Copy out the entries in full and with complete accuracy; pictures are excluded.

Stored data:
• • •

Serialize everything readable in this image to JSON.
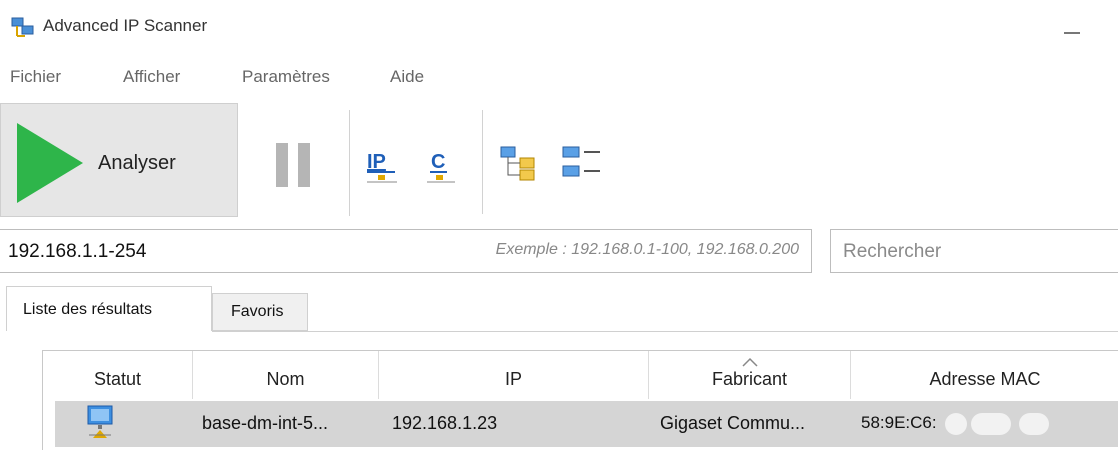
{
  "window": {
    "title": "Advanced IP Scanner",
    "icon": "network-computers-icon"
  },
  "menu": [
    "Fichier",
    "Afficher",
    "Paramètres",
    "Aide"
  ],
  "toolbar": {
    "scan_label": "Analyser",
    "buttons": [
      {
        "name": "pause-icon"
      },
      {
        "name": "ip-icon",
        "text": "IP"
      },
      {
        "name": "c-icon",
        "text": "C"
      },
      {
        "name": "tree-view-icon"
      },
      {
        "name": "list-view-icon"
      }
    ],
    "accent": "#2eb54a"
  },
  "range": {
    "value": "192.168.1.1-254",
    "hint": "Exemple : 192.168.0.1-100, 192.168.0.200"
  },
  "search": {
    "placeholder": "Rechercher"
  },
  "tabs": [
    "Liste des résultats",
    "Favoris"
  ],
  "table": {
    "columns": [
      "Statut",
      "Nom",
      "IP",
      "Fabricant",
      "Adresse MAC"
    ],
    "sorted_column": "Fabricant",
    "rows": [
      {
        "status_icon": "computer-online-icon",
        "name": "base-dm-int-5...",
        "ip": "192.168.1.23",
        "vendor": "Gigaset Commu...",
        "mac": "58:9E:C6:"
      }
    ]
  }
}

• • •

Output of the task:
Serialize everything readable in this image to JSON.
{
  "window": {
    "title": "Advanced IP Scanner",
    "icon": "network-computers-icon"
  },
  "menu": [
    "Fichier",
    "Afficher",
    "Paramètres",
    "Aide"
  ],
  "toolbar": {
    "scan_label": "Analyser",
    "buttons": [
      {
        "name": "pause-icon"
      },
      {
        "name": "ip-icon",
        "text": "IP"
      },
      {
        "name": "c-icon",
        "text": "C"
      },
      {
        "name": "tree-view-icon"
      },
      {
        "name": "list-view-icon"
      }
    ],
    "accent": "#2eb54a"
  },
  "range": {
    "value": "192.168.1.1-254",
    "hint": "Exemple : 192.168.0.1-100, 192.168.0.200"
  },
  "search": {
    "placeholder": "Rechercher"
  },
  "tabs": [
    "Liste des résultats",
    "Favoris"
  ],
  "table": {
    "columns": [
      "Statut",
      "Nom",
      "IP",
      "Fabricant",
      "Adresse MAC"
    ],
    "sorted_column": "Fabricant",
    "rows": [
      {
        "status_icon": "computer-online-icon",
        "name": "base-dm-int-5...",
        "ip": "192.168.1.23",
        "vendor": "Gigaset Commu...",
        "mac": "58:9E:C6:"
      }
    ]
  }
}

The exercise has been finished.